• _WORK TO COMPLETE_: Retype the records that come next, word for word.

#### DATA ROWS

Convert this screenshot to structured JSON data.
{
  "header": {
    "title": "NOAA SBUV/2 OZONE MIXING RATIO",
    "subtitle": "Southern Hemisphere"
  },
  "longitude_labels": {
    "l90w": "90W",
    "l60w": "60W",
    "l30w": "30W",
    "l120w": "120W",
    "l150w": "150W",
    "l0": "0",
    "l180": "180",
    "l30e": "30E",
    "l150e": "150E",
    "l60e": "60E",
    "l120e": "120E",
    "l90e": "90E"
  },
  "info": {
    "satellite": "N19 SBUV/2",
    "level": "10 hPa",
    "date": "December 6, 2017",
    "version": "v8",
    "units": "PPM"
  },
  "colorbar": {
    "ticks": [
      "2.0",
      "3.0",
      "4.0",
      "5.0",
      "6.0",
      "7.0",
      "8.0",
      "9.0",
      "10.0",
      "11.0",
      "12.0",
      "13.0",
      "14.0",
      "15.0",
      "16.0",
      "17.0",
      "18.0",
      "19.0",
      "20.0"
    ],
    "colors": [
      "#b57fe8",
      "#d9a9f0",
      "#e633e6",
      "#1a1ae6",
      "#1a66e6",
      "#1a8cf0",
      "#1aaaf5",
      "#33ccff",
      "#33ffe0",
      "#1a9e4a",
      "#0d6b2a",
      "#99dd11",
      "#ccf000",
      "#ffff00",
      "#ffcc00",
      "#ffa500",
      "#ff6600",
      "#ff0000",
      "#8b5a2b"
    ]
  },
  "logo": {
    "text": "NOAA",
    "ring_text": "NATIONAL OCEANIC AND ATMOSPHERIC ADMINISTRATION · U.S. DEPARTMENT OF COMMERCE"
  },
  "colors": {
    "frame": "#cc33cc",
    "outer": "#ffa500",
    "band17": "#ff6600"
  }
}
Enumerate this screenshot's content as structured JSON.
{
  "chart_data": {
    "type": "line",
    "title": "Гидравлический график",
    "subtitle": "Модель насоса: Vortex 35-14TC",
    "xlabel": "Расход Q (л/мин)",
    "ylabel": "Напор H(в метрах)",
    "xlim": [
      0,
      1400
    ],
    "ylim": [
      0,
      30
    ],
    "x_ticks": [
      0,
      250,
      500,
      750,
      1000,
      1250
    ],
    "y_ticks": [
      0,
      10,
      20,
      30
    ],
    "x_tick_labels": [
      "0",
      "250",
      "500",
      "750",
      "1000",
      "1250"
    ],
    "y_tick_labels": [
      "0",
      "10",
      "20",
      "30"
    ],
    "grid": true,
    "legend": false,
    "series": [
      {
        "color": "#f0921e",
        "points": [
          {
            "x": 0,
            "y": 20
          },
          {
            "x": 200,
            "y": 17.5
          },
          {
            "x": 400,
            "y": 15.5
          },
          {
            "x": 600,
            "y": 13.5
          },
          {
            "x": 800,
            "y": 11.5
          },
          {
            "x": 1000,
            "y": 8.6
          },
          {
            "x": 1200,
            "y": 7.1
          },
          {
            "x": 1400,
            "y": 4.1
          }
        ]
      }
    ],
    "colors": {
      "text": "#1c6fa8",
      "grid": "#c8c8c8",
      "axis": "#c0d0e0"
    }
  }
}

########

• _RESPONSE TO THE TASK_:
Convert this screenshot to structured JSON data.
{
  "header": {
    "title": "NOAA SBUV/2 OZONE MIXING RATIO",
    "subtitle": "Southern Hemisphere"
  },
  "longitude_labels": {
    "l90w": "90W",
    "l60w": "60W",
    "l30w": "30W",
    "l120w": "120W",
    "l150w": "150W",
    "l0": "0",
    "l180": "180",
    "l30e": "30E",
    "l150e": "150E",
    "l60e": "60E",
    "l120e": "120E",
    "l90e": "90E"
  },
  "info": {
    "satellite": "N19 SBUV/2",
    "level": "10 hPa",
    "date": "December 6, 2017",
    "version": "v8",
    "units": "PPM"
  },
  "colorbar": {
    "ticks": [
      "2.0",
      "3.0",
      "4.0",
      "5.0",
      "6.0",
      "7.0",
      "8.0",
      "9.0",
      "10.0",
      "11.0",
      "12.0",
      "13.0",
      "14.0",
      "15.0",
      "16.0",
      "17.0",
      "18.0",
      "19.0",
      "20.0"
    ],
    "colors": [
      "#b57fe8",
      "#d9a9f0",
      "#e633e6",
      "#1a1ae6",
      "#1a66e6",
      "#1a8cf0",
      "#1aaaf5",
      "#33ccff",
      "#33ffe0",
      "#1a9e4a",
      "#0d6b2a",
      "#99dd11",
      "#ccf000",
      "#ffff00",
      "#ffcc00",
      "#ffa500",
      "#ff6600",
      "#ff0000",
      "#8b5a2b"
    ]
  },
  "logo": {
    "text": "NOAA",
    "ring_text": "NATIONAL OCEANIC AND ATMOSPHERIC ADMINISTRATION · U.S. DEPARTMENT OF COMMERCE"
  },
  "colors": {
    "frame": "#cc33cc",
    "outer": "#ffa500",
    "band17": "#ff6600"
  }
}
Enumerate this screenshot's content as structured JSON.
{
  "chart_data": {
    "type": "line",
    "title": "Гидравлический график",
    "subtitle": "Модель насоса: Vortex 35-14TC",
    "xlabel": "Расход Q (л/мин)",
    "ylabel": "Напор H(в метрах)",
    "xlim": [
      0,
      1400
    ],
    "ylim": [
      0,
      30
    ],
    "x_ticks": [
      0,
      250,
      500,
      750,
      1000,
      1250
    ],
    "y_ticks": [
      0,
      10,
      20,
      30
    ],
    "x_tick_labels": [
      "0",
      "250",
      "500",
      "750",
      "1000",
      "1250"
    ],
    "y_tick_labels": [
      "0",
      "10",
      "20",
      "30"
    ],
    "grid": true,
    "legend": false,
    "series": [
      {
        "color": "#f0921e",
        "points": [
          {
            "x": 0,
            "y": 20
          },
          {
            "x": 200,
            "y": 17.5
          },
          {
            "x": 400,
            "y": 15.5
          },
          {
            "x": 600,
            "y": 13.5
          },
          {
            "x": 800,
            "y": 11.5
          },
          {
            "x": 1000,
            "y": 8.6
          },
          {
            "x": 1200,
            "y": 7.1
          },
          {
            "x": 1400,
            "y": 4.1
          }
        ]
      }
    ],
    "colors": {
      "text": "#1c6fa8",
      "grid": "#c8c8c8",
      "axis": "#c0d0e0"
    }
  }
}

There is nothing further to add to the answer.